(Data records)
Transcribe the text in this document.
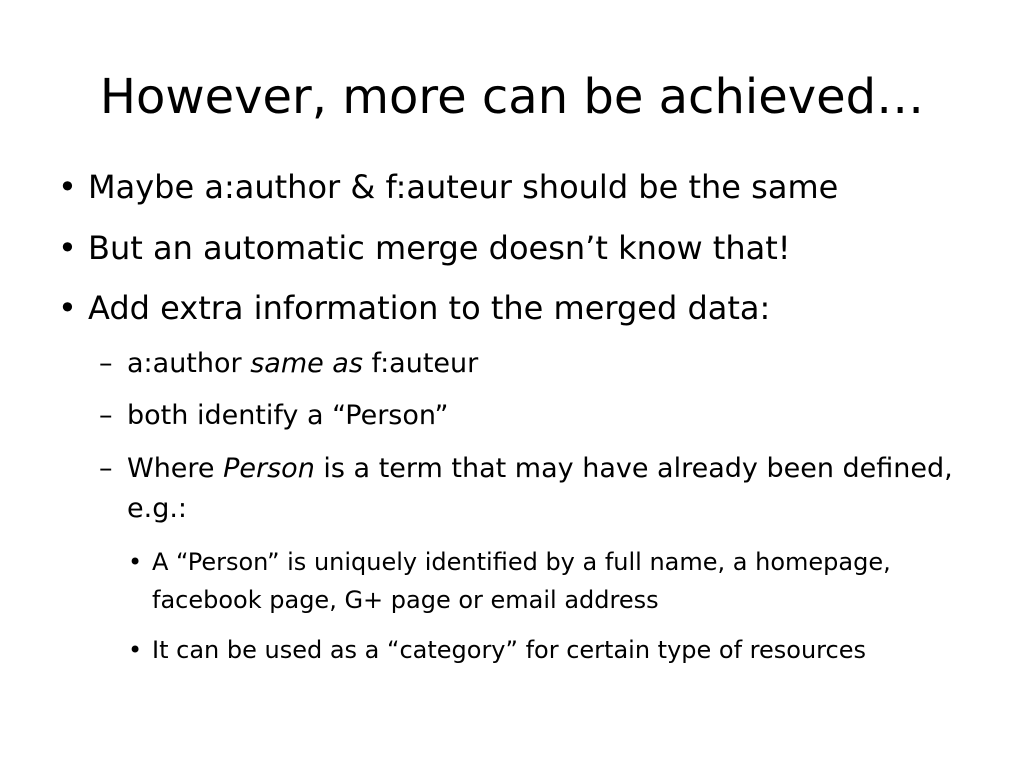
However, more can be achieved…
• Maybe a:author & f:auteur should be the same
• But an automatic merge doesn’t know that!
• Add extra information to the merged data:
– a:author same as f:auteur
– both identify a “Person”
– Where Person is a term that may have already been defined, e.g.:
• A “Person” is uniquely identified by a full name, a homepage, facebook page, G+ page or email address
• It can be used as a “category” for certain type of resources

--

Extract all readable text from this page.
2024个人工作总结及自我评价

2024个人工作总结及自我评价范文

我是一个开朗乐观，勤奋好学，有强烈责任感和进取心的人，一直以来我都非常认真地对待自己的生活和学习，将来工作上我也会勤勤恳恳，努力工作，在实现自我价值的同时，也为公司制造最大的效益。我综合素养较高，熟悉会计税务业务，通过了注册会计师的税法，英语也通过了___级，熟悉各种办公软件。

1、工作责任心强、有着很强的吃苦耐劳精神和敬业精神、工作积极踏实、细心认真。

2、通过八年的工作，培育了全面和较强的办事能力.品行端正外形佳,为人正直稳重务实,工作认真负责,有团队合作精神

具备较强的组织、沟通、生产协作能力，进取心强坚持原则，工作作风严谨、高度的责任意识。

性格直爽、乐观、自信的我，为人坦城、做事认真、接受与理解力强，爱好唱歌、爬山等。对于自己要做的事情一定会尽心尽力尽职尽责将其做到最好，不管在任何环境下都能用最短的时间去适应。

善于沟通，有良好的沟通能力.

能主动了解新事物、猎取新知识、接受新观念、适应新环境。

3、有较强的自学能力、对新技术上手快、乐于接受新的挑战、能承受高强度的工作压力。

--

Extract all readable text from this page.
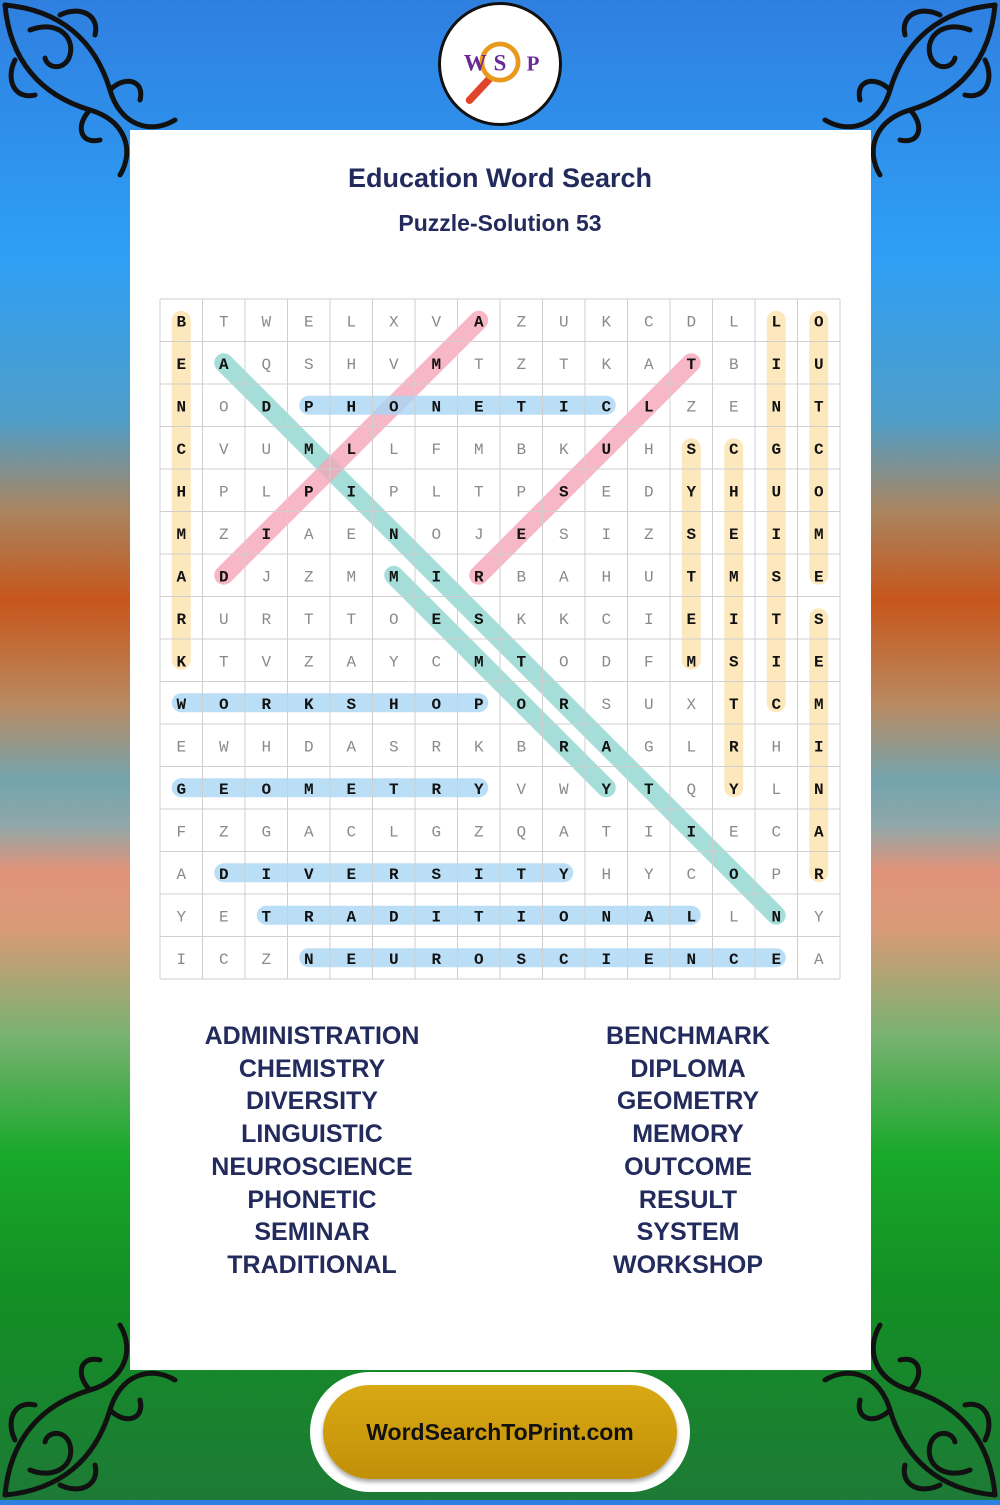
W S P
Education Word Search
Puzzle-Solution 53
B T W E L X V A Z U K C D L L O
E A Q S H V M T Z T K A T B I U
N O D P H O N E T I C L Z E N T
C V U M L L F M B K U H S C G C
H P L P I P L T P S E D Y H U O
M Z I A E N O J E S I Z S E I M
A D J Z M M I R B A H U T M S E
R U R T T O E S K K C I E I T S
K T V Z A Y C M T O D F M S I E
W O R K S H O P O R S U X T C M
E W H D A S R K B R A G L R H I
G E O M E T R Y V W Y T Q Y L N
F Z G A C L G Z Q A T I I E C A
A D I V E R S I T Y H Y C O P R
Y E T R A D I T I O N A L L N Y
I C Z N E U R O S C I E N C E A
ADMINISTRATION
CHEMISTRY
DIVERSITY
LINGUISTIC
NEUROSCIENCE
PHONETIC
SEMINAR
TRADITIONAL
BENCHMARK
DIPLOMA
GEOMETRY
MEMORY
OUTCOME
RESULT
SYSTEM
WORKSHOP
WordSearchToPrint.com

_EXERCISE BRIEF_
Write out every line of the data that holds the word "same".

_THE RESULT_
• Maybe a:author & f:auteur should be the same
– a:author same as f:auteur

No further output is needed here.